>> BEGIN Information shown

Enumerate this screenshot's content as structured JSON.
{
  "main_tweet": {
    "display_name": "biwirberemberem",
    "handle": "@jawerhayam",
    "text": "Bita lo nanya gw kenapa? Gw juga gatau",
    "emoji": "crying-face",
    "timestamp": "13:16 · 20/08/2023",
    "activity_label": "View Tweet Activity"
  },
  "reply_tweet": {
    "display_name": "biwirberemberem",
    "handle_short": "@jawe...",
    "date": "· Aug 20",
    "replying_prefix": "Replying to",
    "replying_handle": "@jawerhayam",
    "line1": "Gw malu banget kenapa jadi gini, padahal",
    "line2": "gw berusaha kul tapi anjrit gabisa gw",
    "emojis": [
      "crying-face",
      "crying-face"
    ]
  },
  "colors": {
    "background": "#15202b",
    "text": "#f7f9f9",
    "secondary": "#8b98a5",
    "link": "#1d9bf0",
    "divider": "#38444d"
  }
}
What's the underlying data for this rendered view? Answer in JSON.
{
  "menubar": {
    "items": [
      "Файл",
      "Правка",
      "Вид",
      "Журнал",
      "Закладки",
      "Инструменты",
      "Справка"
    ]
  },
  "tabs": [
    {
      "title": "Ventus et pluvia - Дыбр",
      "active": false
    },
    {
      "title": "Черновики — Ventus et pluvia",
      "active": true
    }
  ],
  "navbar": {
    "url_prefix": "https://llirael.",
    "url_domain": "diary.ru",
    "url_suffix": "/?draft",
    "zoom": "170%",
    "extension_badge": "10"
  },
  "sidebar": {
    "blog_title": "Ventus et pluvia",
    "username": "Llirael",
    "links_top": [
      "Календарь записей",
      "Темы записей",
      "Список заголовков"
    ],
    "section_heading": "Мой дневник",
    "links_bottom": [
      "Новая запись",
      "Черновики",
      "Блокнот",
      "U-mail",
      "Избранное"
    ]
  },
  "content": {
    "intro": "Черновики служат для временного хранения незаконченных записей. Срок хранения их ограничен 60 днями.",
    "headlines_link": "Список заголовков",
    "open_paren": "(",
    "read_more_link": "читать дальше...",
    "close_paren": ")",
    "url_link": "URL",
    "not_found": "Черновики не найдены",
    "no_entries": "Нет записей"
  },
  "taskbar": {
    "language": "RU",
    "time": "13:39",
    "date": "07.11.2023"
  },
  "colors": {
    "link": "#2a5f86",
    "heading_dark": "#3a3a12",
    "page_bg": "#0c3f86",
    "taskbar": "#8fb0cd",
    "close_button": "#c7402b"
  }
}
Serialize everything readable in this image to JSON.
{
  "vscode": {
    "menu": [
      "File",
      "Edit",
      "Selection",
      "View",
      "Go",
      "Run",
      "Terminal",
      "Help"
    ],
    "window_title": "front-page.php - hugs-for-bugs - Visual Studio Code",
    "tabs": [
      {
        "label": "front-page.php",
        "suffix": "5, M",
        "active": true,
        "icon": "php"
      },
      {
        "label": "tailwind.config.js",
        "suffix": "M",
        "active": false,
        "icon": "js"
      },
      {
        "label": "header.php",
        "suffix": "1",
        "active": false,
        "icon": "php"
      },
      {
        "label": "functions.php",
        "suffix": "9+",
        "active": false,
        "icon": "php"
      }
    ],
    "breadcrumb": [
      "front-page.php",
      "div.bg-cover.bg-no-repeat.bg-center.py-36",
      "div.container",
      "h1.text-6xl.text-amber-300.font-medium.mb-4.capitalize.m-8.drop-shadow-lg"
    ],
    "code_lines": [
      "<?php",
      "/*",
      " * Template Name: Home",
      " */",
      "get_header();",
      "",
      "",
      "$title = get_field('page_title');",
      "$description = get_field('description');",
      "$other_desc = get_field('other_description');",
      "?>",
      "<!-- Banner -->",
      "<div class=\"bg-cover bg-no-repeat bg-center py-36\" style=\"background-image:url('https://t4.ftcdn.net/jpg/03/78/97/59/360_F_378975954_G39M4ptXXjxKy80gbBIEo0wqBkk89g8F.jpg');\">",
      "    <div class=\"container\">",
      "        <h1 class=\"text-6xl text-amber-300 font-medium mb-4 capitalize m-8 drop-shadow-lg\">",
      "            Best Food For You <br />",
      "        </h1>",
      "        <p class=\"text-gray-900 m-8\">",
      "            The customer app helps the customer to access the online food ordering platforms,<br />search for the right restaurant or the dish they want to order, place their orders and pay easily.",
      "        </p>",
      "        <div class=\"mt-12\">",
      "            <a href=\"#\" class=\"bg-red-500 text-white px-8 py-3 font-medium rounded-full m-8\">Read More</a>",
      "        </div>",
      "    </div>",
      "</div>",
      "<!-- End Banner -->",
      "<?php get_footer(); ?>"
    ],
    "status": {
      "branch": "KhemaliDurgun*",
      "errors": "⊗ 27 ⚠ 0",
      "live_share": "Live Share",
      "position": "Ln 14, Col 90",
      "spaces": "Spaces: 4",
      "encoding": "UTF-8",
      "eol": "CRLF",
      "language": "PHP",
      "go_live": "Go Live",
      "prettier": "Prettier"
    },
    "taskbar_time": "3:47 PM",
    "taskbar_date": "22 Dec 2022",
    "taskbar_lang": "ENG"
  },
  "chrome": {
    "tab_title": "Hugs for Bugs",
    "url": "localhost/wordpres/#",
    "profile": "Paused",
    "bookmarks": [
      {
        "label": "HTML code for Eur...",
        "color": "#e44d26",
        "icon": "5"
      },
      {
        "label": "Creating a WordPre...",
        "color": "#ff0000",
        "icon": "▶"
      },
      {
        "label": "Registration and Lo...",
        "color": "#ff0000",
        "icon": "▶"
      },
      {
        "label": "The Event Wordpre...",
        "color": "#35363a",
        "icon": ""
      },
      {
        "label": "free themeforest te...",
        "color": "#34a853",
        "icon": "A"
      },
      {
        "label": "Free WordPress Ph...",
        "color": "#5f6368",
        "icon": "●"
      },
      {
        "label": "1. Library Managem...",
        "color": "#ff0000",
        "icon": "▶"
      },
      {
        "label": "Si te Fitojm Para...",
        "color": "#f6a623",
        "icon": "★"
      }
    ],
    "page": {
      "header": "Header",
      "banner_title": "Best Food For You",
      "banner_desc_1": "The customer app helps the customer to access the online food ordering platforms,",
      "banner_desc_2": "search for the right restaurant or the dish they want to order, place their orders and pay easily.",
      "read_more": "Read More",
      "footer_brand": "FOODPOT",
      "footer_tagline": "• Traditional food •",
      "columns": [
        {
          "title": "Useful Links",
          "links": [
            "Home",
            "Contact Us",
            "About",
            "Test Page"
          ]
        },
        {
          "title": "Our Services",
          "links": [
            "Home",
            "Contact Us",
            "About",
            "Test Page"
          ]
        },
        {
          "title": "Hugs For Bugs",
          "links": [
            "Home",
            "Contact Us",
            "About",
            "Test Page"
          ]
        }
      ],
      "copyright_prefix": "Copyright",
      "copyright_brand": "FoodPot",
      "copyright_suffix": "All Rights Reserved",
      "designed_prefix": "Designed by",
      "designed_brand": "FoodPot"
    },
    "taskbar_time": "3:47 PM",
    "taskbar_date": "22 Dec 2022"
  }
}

>> END Information shown

** Goal **
Copy all lines above containing the string "medium".

** Completed task **
      "h1.text-6xl.text-amber-300.font-medium.mb-4.capitalize.m-8.drop-shadow-lg"
      "        <h1 class=\"text-6xl text-amber-300 font-medium mb-4 capitalize m-8 drop-shadow-lg\">",
      "            <a href=\"#\" class=\"bg-red-500 text-white px-8 py-3 font-medium rounded-full m-8\">Read More</a>",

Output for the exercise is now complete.